> [DATA ROWS]:
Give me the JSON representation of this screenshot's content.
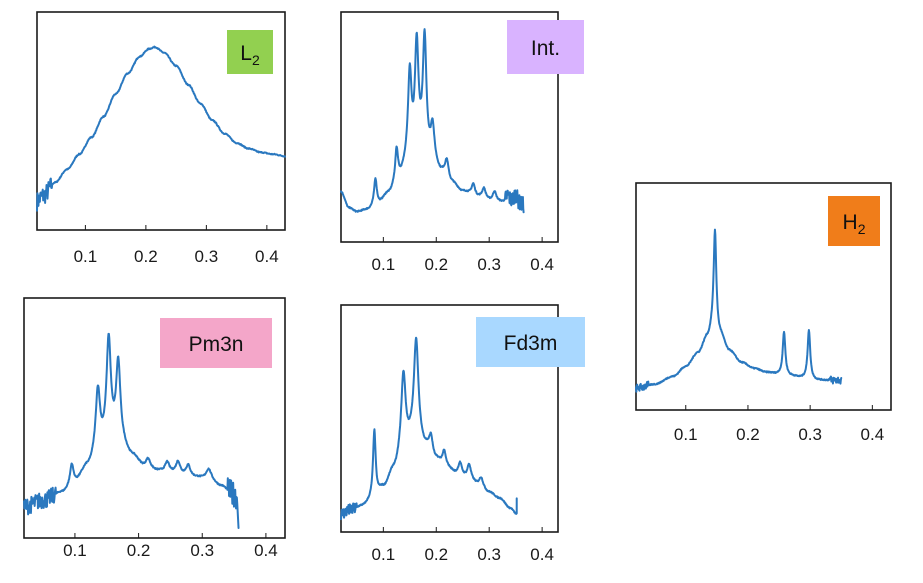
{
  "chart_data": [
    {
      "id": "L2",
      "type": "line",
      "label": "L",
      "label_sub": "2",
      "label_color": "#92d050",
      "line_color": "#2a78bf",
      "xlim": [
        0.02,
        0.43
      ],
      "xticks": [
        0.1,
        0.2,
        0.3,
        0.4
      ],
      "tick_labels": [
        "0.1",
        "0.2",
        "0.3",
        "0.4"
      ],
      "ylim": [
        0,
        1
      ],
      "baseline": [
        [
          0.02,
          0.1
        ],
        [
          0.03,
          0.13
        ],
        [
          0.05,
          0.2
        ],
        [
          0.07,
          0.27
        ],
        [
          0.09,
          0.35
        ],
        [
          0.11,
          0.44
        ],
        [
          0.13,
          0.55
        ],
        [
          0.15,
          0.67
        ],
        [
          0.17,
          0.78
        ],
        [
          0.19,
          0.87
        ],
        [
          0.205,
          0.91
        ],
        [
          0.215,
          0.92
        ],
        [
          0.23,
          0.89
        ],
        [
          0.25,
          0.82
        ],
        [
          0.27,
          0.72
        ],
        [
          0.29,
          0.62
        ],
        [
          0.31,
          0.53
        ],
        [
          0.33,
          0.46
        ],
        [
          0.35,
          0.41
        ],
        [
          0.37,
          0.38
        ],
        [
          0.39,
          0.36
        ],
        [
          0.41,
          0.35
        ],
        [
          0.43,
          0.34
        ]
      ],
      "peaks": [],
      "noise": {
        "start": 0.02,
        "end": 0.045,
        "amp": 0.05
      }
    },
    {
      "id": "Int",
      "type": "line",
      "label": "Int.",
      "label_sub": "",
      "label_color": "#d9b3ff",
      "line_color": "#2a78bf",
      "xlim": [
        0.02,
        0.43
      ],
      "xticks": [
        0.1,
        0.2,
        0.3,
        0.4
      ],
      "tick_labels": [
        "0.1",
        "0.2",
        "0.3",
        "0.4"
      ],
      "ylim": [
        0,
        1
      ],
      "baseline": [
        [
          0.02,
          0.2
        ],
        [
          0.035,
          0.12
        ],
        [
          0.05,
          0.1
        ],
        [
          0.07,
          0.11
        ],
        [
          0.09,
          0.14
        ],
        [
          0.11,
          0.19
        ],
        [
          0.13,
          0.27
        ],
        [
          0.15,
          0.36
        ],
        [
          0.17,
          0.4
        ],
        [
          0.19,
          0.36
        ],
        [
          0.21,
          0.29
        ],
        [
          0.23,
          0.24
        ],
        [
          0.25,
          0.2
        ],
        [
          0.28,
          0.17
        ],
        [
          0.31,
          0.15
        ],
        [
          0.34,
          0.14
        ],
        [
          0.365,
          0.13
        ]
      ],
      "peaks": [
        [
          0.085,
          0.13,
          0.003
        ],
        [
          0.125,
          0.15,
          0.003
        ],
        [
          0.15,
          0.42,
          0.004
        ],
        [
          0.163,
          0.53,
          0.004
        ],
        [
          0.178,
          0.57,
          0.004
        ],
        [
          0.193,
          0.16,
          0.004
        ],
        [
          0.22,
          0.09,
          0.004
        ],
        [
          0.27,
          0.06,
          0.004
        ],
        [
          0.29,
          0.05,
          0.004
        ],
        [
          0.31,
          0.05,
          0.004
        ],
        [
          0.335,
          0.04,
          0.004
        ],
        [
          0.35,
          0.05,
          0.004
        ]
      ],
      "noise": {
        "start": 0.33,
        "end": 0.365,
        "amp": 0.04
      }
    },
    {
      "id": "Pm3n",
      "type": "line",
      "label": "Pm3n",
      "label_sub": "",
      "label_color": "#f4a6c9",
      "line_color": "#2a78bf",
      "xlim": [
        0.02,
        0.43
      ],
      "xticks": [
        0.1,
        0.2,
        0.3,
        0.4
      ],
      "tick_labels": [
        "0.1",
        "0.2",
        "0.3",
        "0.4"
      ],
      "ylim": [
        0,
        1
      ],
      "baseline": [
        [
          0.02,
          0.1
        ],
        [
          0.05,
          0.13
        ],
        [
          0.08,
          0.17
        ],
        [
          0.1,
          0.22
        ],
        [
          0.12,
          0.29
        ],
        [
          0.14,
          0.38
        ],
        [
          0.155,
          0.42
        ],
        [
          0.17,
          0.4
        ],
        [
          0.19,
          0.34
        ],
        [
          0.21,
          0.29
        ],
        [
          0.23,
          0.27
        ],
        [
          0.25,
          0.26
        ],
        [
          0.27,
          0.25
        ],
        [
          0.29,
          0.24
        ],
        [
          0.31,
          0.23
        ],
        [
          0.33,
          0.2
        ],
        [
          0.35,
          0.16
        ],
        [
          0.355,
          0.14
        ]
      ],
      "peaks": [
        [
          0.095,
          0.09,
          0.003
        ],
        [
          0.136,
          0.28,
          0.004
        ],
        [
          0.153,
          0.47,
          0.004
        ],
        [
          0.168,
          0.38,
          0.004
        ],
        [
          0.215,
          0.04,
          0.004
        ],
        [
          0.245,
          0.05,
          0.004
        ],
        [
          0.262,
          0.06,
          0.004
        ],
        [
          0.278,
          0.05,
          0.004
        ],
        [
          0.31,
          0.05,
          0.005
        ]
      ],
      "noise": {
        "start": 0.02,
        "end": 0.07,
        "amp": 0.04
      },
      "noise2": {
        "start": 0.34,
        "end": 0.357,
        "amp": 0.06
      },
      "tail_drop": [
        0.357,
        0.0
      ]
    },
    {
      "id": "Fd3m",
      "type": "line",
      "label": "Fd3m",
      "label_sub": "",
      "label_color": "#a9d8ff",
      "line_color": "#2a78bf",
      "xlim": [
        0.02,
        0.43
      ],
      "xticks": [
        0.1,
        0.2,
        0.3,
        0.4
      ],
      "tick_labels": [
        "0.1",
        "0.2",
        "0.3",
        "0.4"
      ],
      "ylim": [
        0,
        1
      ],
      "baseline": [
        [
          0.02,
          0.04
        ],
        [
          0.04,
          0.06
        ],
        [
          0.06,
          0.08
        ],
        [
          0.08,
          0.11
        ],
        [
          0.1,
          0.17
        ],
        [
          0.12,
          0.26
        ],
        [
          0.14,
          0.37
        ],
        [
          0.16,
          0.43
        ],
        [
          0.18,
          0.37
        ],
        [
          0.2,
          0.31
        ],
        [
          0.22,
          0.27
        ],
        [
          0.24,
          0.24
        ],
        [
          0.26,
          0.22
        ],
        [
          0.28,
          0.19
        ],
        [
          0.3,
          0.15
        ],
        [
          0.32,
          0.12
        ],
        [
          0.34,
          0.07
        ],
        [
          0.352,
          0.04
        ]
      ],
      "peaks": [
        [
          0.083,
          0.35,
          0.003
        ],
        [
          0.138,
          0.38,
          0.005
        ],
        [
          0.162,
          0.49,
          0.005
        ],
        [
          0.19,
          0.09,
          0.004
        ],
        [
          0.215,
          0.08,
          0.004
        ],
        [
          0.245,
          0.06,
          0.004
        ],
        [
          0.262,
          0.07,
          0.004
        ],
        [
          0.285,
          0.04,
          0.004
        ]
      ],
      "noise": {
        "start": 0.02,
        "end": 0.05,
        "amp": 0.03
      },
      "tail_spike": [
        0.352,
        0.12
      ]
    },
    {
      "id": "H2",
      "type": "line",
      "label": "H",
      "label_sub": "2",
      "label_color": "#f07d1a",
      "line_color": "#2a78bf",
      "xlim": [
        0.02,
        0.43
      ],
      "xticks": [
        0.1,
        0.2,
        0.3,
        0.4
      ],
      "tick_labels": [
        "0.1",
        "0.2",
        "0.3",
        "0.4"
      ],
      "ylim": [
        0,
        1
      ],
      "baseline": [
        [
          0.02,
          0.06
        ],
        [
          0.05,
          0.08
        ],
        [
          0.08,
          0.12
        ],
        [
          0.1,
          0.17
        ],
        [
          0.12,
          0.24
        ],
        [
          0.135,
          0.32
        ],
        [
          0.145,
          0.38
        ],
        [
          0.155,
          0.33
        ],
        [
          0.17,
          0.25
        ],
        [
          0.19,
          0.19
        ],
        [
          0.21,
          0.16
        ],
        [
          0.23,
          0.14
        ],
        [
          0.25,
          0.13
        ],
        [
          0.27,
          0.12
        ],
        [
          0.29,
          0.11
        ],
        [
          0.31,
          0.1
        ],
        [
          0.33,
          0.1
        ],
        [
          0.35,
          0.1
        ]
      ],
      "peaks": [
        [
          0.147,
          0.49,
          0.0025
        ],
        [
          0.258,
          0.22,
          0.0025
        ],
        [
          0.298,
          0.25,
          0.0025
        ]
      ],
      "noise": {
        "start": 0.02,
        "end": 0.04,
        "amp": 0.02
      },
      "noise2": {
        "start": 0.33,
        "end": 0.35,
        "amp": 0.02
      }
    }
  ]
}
...
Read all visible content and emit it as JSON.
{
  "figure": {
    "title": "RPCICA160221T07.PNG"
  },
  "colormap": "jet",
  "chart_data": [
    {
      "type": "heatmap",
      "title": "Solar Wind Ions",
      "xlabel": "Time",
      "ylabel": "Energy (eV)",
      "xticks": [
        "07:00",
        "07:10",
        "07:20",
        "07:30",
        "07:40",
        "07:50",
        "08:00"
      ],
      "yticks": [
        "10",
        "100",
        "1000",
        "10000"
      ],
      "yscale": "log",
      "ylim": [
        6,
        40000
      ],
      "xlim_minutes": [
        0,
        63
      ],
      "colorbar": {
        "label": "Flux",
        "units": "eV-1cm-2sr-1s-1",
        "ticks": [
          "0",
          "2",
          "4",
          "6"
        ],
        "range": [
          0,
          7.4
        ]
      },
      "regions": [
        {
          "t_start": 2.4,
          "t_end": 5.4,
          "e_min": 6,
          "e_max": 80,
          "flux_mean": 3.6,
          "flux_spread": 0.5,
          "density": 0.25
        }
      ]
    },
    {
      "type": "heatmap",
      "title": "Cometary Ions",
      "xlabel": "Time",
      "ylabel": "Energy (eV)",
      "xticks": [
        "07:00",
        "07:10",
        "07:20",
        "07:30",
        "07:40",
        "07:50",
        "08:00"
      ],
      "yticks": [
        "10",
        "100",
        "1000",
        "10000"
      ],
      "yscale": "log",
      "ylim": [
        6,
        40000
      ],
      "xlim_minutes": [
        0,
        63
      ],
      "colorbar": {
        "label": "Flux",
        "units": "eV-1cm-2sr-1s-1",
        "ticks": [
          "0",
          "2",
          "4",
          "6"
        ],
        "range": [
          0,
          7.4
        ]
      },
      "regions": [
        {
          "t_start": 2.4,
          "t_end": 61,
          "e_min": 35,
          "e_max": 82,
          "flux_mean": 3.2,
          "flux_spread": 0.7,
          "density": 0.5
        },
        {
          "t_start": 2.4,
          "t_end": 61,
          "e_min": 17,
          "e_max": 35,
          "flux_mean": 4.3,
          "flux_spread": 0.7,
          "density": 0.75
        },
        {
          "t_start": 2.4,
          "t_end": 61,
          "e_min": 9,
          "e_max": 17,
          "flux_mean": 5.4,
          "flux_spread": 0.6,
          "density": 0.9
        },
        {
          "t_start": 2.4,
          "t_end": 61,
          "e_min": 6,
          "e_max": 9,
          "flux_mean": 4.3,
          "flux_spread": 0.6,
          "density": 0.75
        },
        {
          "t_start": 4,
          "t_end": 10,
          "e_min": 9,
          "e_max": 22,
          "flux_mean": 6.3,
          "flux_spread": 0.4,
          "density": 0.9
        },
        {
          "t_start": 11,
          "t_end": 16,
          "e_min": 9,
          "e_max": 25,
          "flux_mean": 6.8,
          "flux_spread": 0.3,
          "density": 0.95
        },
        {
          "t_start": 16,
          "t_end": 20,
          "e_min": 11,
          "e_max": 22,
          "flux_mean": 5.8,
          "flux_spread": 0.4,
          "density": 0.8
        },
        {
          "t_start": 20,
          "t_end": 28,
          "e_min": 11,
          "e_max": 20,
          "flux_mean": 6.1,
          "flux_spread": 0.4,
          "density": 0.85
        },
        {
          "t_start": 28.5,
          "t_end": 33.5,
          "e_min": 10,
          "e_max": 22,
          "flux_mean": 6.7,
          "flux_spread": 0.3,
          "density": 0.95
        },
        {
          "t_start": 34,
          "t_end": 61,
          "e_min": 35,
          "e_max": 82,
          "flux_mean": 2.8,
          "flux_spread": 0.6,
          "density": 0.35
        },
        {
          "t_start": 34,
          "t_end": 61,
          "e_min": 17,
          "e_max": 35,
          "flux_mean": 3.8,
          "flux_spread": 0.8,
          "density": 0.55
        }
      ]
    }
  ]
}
--
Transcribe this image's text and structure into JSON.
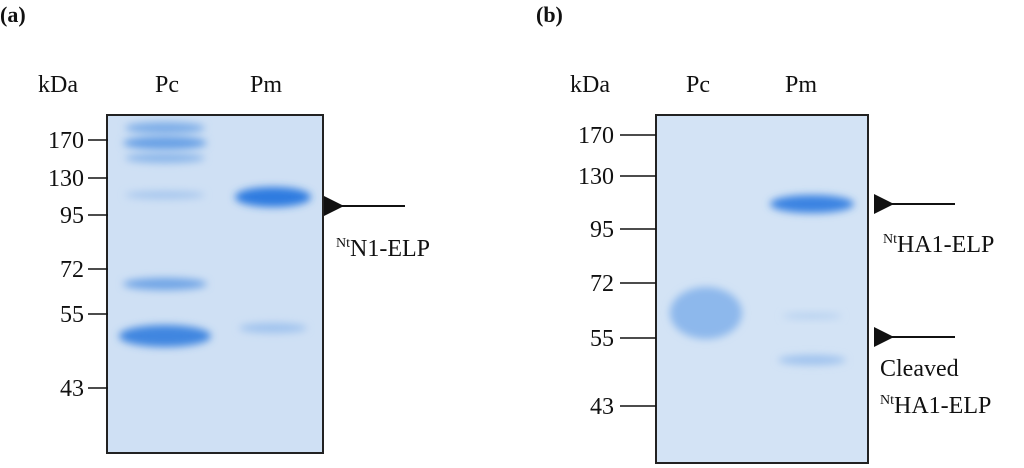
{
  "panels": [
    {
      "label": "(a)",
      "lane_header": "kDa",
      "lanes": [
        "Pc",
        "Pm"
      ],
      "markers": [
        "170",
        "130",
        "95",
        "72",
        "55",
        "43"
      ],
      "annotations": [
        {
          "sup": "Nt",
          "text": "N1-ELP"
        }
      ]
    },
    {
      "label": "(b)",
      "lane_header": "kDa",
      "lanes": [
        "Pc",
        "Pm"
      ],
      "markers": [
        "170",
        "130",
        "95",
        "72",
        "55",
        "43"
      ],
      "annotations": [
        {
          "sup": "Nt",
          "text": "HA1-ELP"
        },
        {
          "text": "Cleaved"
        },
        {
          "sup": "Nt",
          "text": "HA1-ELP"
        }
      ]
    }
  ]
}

> [EXERCISE REQUIREMENTS]: Lines containing the string "title" are to be selected and copied.

> [EXPECTED OUTPUT]:
    "title": "RPCICA160221T07.PNG"
      "title": "Solar Wind Ions",
      "title": "Cometary Ions",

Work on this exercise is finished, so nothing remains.